WORK REQUIRED: Report how many lines below contain the word "help", and give only that number.

Stored entries
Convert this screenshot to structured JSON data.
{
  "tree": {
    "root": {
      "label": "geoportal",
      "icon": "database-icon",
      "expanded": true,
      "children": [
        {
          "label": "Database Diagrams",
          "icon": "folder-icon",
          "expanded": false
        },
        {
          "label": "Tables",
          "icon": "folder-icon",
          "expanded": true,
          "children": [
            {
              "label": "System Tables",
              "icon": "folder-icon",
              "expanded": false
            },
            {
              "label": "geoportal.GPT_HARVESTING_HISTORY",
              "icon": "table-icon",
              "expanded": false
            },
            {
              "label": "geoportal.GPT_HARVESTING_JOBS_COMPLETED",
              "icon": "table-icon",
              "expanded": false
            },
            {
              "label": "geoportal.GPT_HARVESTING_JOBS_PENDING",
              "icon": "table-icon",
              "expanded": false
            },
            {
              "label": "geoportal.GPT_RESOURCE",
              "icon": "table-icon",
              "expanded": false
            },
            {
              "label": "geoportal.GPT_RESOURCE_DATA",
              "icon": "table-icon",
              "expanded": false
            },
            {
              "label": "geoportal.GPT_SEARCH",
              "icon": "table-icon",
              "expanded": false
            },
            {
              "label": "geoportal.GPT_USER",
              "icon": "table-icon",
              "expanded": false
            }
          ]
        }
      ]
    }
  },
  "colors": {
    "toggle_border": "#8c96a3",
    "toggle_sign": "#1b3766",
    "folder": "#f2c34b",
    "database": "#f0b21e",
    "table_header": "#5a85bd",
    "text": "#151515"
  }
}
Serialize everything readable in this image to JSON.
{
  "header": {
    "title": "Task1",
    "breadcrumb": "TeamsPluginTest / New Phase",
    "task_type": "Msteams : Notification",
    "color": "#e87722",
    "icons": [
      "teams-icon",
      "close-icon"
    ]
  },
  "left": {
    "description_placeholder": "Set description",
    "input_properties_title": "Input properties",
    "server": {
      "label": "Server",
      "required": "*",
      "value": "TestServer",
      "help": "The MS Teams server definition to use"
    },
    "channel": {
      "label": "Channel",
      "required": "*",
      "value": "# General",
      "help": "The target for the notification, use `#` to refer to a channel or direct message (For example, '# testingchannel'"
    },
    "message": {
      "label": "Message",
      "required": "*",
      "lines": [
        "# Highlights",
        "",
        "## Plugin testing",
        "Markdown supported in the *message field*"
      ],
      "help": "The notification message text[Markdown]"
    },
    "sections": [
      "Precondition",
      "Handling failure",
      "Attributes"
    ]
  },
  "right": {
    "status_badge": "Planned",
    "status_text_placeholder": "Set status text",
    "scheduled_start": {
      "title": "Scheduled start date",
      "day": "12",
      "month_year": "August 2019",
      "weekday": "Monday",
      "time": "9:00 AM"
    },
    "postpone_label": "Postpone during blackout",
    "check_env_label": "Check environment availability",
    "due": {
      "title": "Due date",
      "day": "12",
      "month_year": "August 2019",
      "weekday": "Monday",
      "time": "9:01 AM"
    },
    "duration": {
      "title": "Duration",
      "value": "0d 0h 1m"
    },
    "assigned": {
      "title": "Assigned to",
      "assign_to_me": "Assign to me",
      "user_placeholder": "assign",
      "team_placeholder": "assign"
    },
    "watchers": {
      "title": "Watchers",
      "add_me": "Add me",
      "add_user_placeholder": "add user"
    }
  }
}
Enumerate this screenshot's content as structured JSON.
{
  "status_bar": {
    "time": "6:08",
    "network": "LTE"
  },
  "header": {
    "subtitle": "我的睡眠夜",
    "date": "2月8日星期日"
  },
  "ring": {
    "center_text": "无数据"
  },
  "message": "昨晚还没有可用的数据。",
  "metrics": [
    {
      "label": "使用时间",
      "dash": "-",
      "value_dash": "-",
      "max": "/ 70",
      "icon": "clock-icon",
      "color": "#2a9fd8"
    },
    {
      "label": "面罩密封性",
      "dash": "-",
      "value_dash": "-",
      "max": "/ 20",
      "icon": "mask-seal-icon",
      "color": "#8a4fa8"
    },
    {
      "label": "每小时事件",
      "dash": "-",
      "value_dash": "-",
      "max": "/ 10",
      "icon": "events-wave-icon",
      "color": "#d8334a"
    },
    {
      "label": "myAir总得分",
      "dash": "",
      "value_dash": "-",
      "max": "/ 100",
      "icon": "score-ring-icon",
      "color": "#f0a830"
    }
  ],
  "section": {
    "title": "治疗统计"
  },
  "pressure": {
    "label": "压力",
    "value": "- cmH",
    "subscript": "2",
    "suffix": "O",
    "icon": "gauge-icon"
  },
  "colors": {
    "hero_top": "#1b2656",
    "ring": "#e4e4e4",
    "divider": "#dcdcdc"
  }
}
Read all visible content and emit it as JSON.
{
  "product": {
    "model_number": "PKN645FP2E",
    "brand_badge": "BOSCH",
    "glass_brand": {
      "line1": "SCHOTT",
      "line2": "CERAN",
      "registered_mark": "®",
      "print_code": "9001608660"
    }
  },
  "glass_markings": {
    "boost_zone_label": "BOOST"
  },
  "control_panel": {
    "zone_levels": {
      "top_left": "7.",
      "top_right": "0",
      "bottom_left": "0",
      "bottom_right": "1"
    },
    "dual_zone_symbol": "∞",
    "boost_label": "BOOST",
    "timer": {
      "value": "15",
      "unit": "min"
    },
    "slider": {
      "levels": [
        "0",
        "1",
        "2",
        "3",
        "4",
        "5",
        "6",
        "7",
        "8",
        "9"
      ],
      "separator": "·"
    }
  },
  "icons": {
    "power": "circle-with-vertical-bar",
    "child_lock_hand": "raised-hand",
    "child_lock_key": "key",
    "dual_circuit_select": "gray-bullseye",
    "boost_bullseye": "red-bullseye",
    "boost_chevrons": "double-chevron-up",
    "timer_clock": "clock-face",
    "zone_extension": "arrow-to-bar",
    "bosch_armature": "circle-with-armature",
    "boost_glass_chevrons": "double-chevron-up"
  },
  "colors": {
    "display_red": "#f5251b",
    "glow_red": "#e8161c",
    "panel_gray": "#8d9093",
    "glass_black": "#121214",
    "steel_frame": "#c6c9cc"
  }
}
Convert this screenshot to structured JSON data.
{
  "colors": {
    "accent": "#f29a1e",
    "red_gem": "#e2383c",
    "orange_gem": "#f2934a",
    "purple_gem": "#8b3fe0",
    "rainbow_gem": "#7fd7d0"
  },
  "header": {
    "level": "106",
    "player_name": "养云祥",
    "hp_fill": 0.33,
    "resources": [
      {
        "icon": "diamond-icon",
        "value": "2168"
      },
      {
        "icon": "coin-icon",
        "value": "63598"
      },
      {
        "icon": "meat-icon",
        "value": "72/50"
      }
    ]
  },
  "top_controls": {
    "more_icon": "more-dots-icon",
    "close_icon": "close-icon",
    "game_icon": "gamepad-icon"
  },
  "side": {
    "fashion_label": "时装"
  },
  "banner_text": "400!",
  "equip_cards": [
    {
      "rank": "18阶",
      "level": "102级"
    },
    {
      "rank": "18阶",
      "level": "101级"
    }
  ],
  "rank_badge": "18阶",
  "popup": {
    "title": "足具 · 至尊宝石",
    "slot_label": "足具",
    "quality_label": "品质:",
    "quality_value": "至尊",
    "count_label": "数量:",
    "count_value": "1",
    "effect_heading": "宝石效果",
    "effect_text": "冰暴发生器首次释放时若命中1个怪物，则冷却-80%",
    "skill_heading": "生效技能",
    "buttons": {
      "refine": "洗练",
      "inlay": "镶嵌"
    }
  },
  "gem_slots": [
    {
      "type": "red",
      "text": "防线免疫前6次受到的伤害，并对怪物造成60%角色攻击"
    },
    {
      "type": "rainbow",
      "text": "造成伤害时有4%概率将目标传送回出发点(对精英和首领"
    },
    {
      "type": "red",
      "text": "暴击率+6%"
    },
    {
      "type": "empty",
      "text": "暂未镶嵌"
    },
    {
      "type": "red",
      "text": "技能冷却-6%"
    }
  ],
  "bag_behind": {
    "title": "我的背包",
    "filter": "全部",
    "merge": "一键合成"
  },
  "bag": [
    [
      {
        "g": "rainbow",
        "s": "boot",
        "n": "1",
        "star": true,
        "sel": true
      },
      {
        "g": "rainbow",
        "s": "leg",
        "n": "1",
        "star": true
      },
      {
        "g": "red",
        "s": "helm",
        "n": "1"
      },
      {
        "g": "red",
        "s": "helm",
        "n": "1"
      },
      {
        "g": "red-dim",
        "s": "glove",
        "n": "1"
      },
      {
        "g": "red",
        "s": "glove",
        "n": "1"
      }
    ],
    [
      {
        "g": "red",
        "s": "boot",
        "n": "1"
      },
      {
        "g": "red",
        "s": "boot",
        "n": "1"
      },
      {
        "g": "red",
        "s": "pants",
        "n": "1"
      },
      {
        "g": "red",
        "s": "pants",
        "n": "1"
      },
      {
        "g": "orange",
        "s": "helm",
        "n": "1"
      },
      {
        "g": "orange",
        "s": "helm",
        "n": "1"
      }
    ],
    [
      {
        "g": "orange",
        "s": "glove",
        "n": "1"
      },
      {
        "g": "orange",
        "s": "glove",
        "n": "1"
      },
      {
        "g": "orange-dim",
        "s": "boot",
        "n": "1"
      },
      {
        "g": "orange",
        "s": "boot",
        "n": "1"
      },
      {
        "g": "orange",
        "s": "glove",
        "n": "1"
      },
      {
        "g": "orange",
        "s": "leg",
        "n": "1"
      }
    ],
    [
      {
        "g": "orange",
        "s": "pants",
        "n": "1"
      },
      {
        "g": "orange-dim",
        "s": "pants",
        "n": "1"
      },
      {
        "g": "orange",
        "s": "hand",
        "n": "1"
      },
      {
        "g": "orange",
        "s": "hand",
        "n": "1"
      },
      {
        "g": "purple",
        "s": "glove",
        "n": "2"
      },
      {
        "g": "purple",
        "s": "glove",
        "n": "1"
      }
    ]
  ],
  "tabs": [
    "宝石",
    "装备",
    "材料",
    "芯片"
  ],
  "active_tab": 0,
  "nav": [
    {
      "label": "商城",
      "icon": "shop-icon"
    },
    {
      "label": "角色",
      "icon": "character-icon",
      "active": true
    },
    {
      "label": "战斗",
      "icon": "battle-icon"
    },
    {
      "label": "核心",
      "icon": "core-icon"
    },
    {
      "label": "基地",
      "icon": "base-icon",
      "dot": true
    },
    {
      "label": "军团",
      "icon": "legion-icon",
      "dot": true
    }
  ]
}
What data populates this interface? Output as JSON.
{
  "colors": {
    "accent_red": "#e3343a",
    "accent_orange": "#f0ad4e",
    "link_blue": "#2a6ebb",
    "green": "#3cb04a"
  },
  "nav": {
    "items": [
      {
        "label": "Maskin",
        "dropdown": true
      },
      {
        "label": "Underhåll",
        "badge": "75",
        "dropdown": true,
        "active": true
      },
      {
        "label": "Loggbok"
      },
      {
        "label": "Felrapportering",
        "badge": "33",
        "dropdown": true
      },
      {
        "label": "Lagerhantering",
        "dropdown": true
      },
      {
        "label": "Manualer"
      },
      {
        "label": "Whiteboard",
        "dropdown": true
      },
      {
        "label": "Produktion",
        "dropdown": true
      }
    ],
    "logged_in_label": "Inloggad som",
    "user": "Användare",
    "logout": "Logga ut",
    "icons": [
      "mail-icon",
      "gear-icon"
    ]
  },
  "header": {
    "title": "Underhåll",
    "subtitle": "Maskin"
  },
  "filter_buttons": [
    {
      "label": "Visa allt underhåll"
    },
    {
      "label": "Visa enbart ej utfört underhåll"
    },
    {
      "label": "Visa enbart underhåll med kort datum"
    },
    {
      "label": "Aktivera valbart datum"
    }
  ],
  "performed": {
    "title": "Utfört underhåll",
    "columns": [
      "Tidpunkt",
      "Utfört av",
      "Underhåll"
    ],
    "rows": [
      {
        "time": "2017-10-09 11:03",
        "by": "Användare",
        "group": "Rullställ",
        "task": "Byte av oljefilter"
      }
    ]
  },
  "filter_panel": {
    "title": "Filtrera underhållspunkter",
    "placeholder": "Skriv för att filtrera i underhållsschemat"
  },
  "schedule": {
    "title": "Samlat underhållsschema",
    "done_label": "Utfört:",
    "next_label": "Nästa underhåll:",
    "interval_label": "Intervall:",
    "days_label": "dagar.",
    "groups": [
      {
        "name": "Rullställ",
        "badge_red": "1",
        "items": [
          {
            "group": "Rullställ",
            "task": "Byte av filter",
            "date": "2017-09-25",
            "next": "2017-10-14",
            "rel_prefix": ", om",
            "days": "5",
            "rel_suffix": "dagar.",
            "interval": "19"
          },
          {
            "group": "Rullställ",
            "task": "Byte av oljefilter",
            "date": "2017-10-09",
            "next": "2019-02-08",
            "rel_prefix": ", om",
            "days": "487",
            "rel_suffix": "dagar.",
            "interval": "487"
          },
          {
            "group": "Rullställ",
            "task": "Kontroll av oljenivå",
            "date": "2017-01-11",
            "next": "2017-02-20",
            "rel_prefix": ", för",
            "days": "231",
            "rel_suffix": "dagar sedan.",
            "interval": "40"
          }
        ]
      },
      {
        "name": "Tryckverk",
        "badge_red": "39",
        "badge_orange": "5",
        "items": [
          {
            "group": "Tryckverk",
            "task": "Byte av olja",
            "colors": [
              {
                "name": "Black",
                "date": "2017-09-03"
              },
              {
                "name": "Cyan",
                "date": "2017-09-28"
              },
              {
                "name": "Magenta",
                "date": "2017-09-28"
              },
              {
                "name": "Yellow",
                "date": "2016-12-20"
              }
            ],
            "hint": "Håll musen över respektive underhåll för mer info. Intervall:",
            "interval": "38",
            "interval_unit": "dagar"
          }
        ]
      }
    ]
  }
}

RESPONSE BELOW: 3